▶ _Work to be completed_: Reply with one number only: the count of lines below that contain the word "title".

▶ _Records shown_:
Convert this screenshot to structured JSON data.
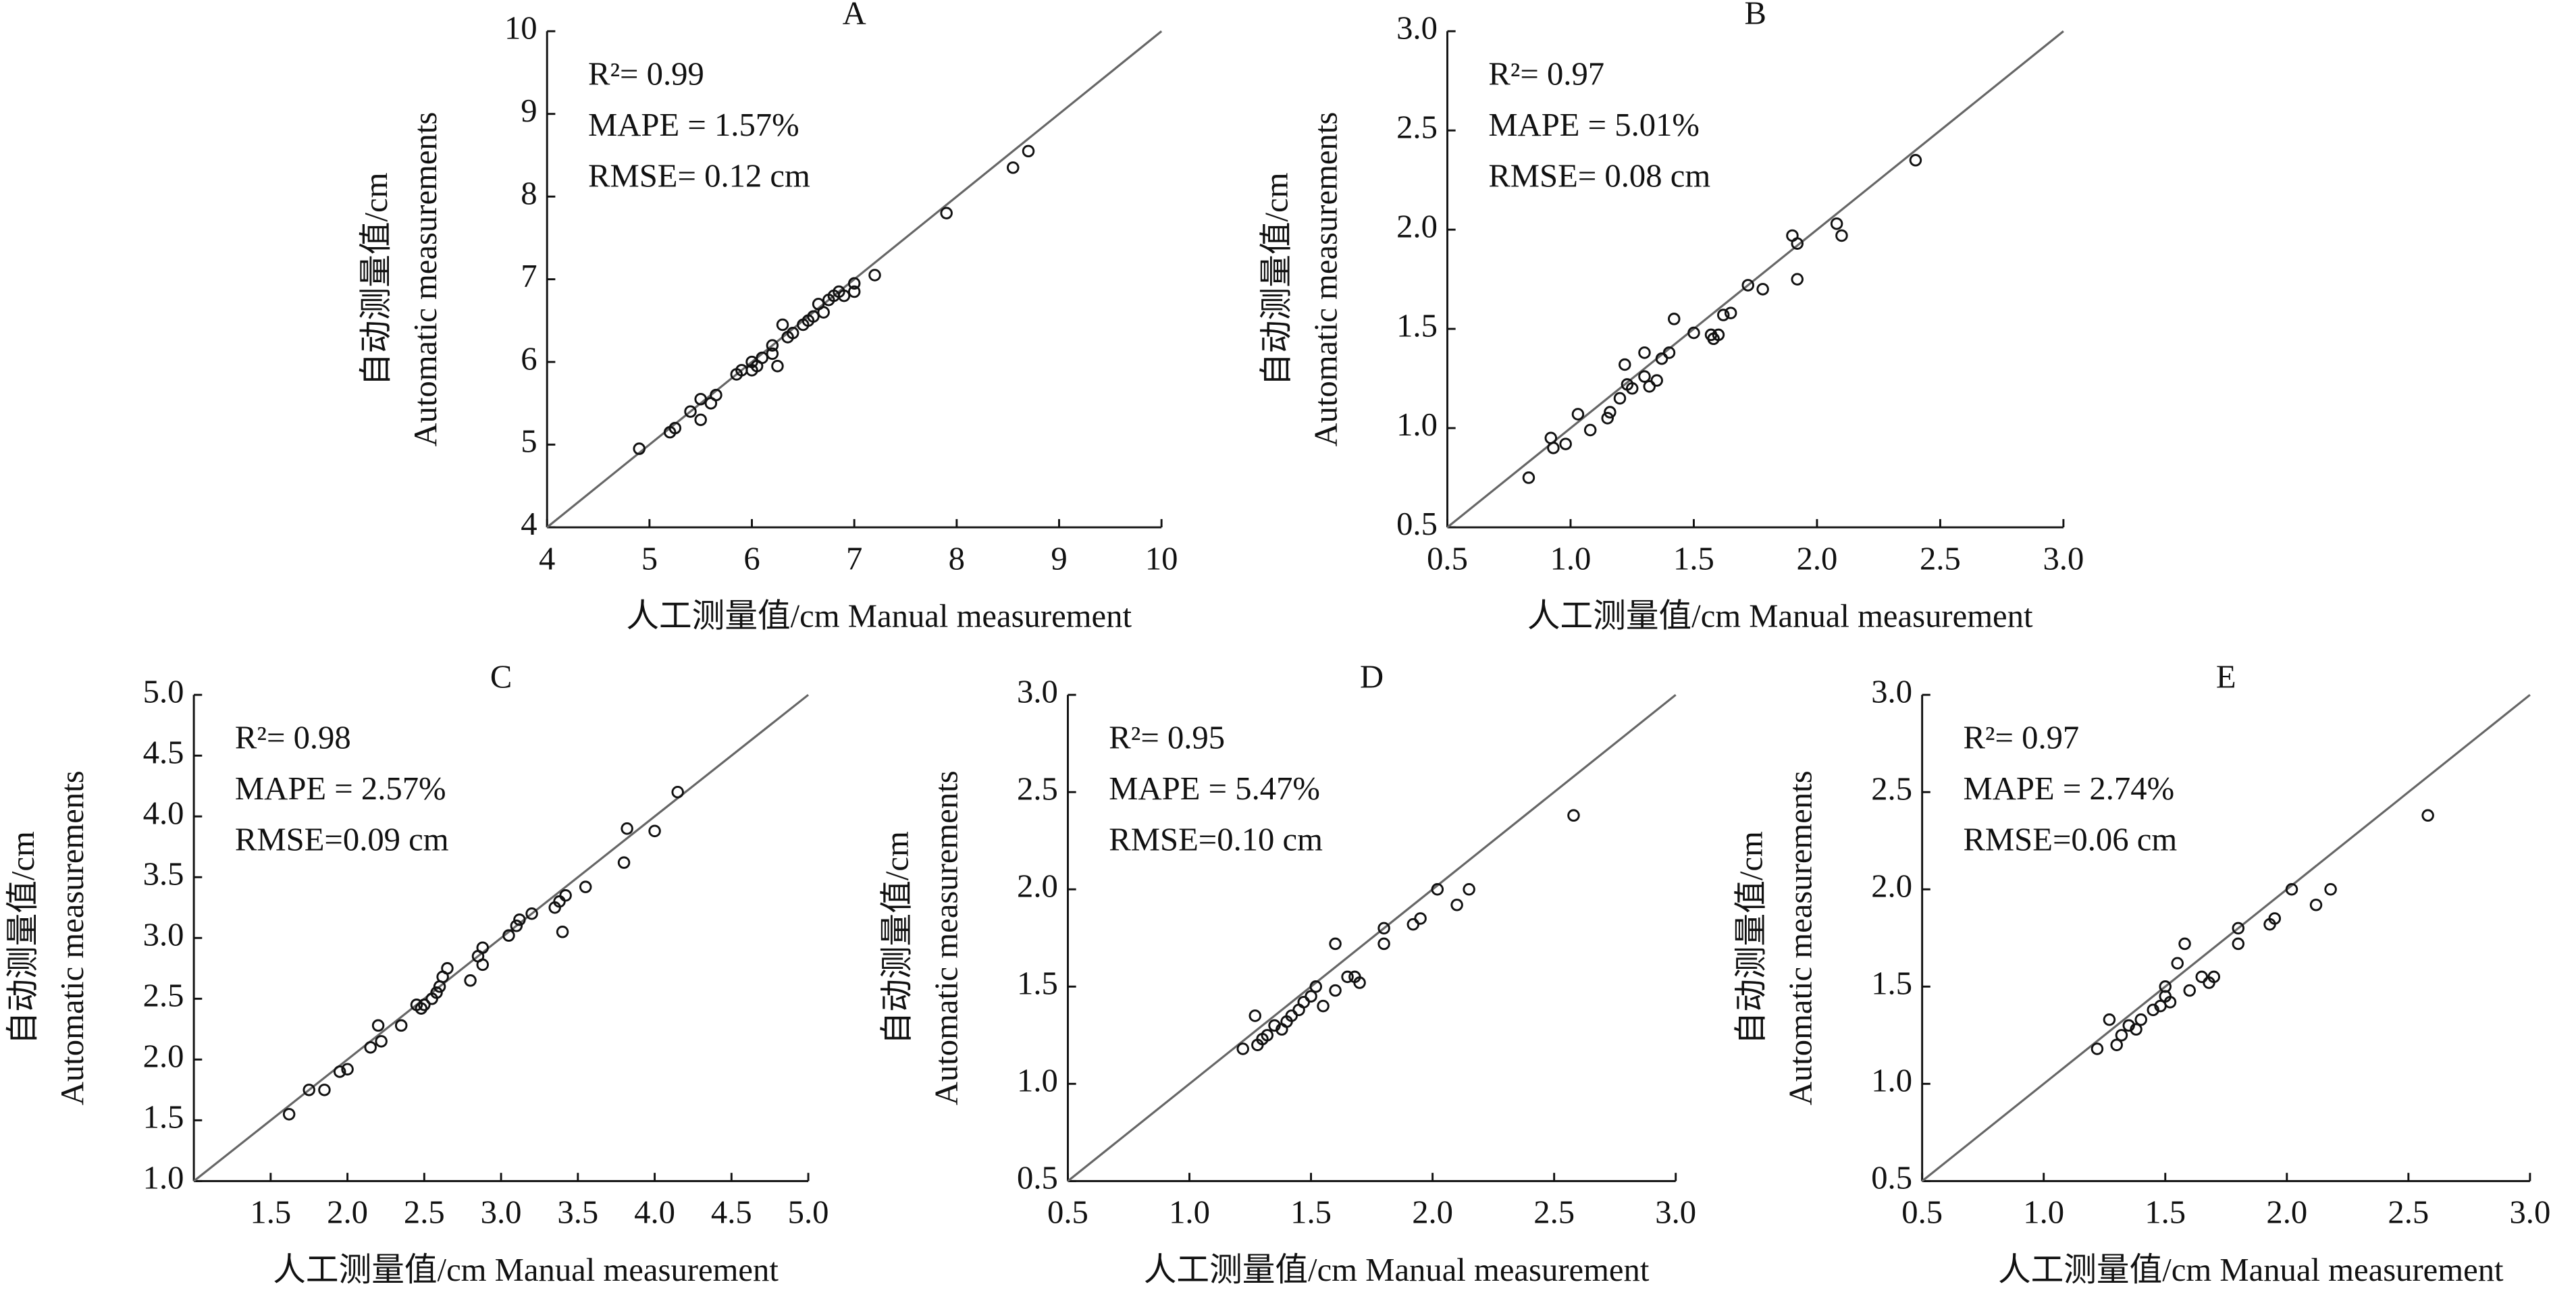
{
  "chart_data": [
    {
      "type": "scatter",
      "title": "A",
      "annotations": [
        "R²= 0.99",
        "MAPE = 1.57%",
        "RMSE= 0.12 cm"
      ],
      "x_label": "人工测量值/cm  Manual measurement",
      "y_label": [
        "自动测量值/cm",
        "Automatic measurements"
      ],
      "xlim": [
        4,
        10
      ],
      "ylim": [
        4,
        10
      ],
      "xticks": [
        4,
        5,
        6,
        7,
        8,
        9,
        10
      ],
      "yticks": [
        4,
        5,
        6,
        7,
        8,
        9,
        10
      ],
      "color": "#111111",
      "x": [
        4.9,
        5.2,
        5.25,
        5.4,
        5.5,
        5.5,
        5.6,
        5.65,
        5.85,
        5.9,
        6.0,
        6.0,
        6.05,
        6.1,
        6.2,
        6.2,
        6.25,
        6.3,
        6.35,
        6.4,
        6.5,
        6.55,
        6.6,
        6.65,
        6.7,
        6.75,
        6.8,
        6.85,
        6.9,
        7.0,
        7.0,
        7.2,
        7.9,
        8.55,
        8.7
      ],
      "values": [
        4.95,
        5.15,
        5.2,
        5.4,
        5.3,
        5.55,
        5.5,
        5.6,
        5.85,
        5.9,
        5.9,
        6.0,
        5.95,
        6.05,
        6.1,
        6.2,
        5.95,
        6.45,
        6.3,
        6.35,
        6.45,
        6.5,
        6.55,
        6.7,
        6.6,
        6.75,
        6.8,
        6.85,
        6.8,
        6.85,
        6.95,
        7.05,
        7.8,
        8.35,
        8.55
      ]
    },
    {
      "type": "scatter",
      "title": "B",
      "annotations": [
        "R²= 0.97",
        "MAPE = 5.01%",
        "RMSE= 0.08 cm"
      ],
      "x_label": "人工测量值/cm  Manual measurement",
      "y_label": [
        "自动测量值/cm",
        "Automatic measurements"
      ],
      "xlim": [
        0.5,
        3.0
      ],
      "ylim": [
        0.5,
        3.0
      ],
      "xticks": [
        0.5,
        {
          "value": 1,
          "label": "1.0"
        },
        1.5,
        {
          "value": 2,
          "label": "2.0"
        },
        2.5,
        {
          "value": 3,
          "label": "3.0"
        }
      ],
      "yticks": [
        0.5,
        {
          "value": 1,
          "label": "1.0"
        },
        1.5,
        {
          "value": 2,
          "label": "2.0"
        },
        2.5,
        {
          "value": 3,
          "label": "3.0"
        }
      ],
      "color": "#111111",
      "x": [
        0.83,
        0.92,
        0.93,
        0.98,
        1.03,
        1.08,
        1.15,
        1.16,
        1.2,
        1.22,
        1.23,
        1.25,
        1.3,
        1.3,
        1.32,
        1.35,
        1.37,
        1.4,
        1.42,
        1.5,
        1.57,
        1.58,
        1.6,
        1.62,
        1.65,
        1.72,
        1.78,
        1.9,
        1.92,
        1.92,
        2.08,
        2.1,
        2.4
      ],
      "values": [
        0.75,
        0.95,
        0.9,
        0.92,
        1.07,
        0.99,
        1.05,
        1.08,
        1.15,
        1.32,
        1.22,
        1.2,
        1.38,
        1.26,
        1.21,
        1.24,
        1.35,
        1.38,
        1.55,
        1.48,
        1.47,
        1.45,
        1.47,
        1.57,
        1.58,
        1.72,
        1.7,
        1.97,
        1.93,
        1.75,
        2.03,
        1.97,
        2.35
      ]
    },
    {
      "type": "scatter",
      "title": "C",
      "annotations": [
        "R²= 0.98",
        "MAPE = 2.57%",
        "RMSE=0.09 cm"
      ],
      "x_label": "人工测量值/cm  Manual measurement",
      "y_label": [
        "自动测量值/cm",
        "Automatic measurements"
      ],
      "xlim": [
        1,
        5
      ],
      "ylim": [
        1,
        5
      ],
      "xticks": [
        1.5,
        {
          "value": 2,
          "label": "2.0"
        },
        2.5,
        {
          "value": 3,
          "label": "3.0"
        },
        3.5,
        {
          "value": 4,
          "label": "4.0"
        },
        4.5,
        {
          "value": 5,
          "label": "5.0"
        }
      ],
      "yticks": [
        {
          "value": 1,
          "label": "1.0"
        },
        1.5,
        {
          "value": 2,
          "label": "2.0"
        },
        2.5,
        {
          "value": 3,
          "label": "3.0"
        },
        3.5,
        {
          "value": 4,
          "label": "4.0"
        },
        4.5,
        {
          "value": 5,
          "label": "5.0"
        }
      ],
      "color": "#111111",
      "x": [
        1.62,
        1.75,
        1.85,
        1.95,
        2.0,
        2.15,
        2.2,
        2.22,
        2.35,
        2.45,
        2.48,
        2.5,
        2.55,
        2.58,
        2.6,
        2.62,
        2.65,
        2.8,
        2.85,
        2.88,
        2.88,
        3.05,
        3.1,
        3.12,
        3.2,
        3.35,
        3.38,
        3.4,
        3.42,
        3.55,
        3.8,
        3.82,
        4.0,
        4.15
      ],
      "values": [
        1.55,
        1.75,
        1.75,
        1.9,
        1.92,
        2.1,
        2.28,
        2.15,
        2.28,
        2.45,
        2.42,
        2.45,
        2.5,
        2.55,
        2.6,
        2.68,
        2.75,
        2.65,
        2.85,
        2.78,
        2.92,
        3.02,
        3.1,
        3.15,
        3.2,
        3.25,
        3.3,
        3.05,
        3.35,
        3.42,
        3.62,
        3.9,
        3.88,
        4.2
      ]
    },
    {
      "type": "scatter",
      "title": "D",
      "annotations": [
        "R²= 0.95",
        "MAPE = 5.47%",
        "RMSE=0.10 cm"
      ],
      "x_label": "人工测量值/cm  Manual measurement",
      "y_label": [
        "自动测量值/cm",
        "Automatic measurements"
      ],
      "xlim": [
        0.5,
        3.0
      ],
      "ylim": [
        0.5,
        3.0
      ],
      "xticks": [
        0.5,
        {
          "value": 1,
          "label": "1.0"
        },
        1.5,
        {
          "value": 2,
          "label": "2.0"
        },
        2.5,
        {
          "value": 3,
          "label": "3.0"
        }
      ],
      "yticks": [
        0.5,
        {
          "value": 1,
          "label": "1.0"
        },
        1.5,
        {
          "value": 2,
          "label": "2.0"
        },
        2.5,
        {
          "value": 3,
          "label": "3.0"
        }
      ],
      "color": "#111111",
      "x": [
        1.22,
        1.27,
        1.28,
        1.3,
        1.32,
        1.35,
        1.38,
        1.4,
        1.42,
        1.45,
        1.47,
        1.5,
        1.52,
        1.55,
        1.6,
        1.6,
        1.65,
        1.68,
        1.7,
        1.8,
        1.8,
        1.92,
        1.95,
        2.02,
        2.1,
        2.15,
        2.58
      ],
      "values": [
        1.18,
        1.35,
        1.2,
        1.23,
        1.25,
        1.3,
        1.28,
        1.32,
        1.35,
        1.38,
        1.42,
        1.45,
        1.5,
        1.4,
        1.48,
        1.72,
        1.55,
        1.55,
        1.52,
        1.8,
        1.72,
        1.82,
        1.85,
        2.0,
        1.92,
        2.0,
        2.38
      ]
    },
    {
      "type": "scatter",
      "title": "E",
      "annotations": [
        "R²= 0.97",
        "MAPE = 2.74%",
        "RMSE=0.06 cm"
      ],
      "x_label": "人工测量值/cm  Manual measurement",
      "y_label": [
        "自动测量值/cm",
        "Automatic measurements"
      ],
      "xlim": [
        0.5,
        3.0
      ],
      "ylim": [
        0.5,
        3.0
      ],
      "xticks": [
        0.5,
        {
          "value": 1,
          "label": "1.0"
        },
        1.5,
        {
          "value": 2,
          "label": "2.0"
        },
        2.5,
        {
          "value": 3,
          "label": "3.0"
        }
      ],
      "yticks": [
        0.5,
        {
          "value": 1,
          "label": "1.0"
        },
        1.5,
        {
          "value": 2,
          "label": "2.0"
        },
        2.5,
        {
          "value": 3,
          "label": "3.0"
        }
      ],
      "color": "#111111",
      "x": [
        1.22,
        1.27,
        1.3,
        1.32,
        1.35,
        1.38,
        1.4,
        1.45,
        1.48,
        1.5,
        1.5,
        1.52,
        1.55,
        1.58,
        1.6,
        1.65,
        1.68,
        1.7,
        1.8,
        1.8,
        1.93,
        1.95,
        2.02,
        2.12,
        2.18,
        2.58
      ],
      "values": [
        1.18,
        1.33,
        1.2,
        1.25,
        1.3,
        1.28,
        1.33,
        1.38,
        1.4,
        1.45,
        1.5,
        1.42,
        1.62,
        1.72,
        1.48,
        1.55,
        1.52,
        1.55,
        1.8,
        1.72,
        1.82,
        1.85,
        2.0,
        1.92,
        2.0,
        2.38
      ]
    }
  ]
}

▶ _Result_: 5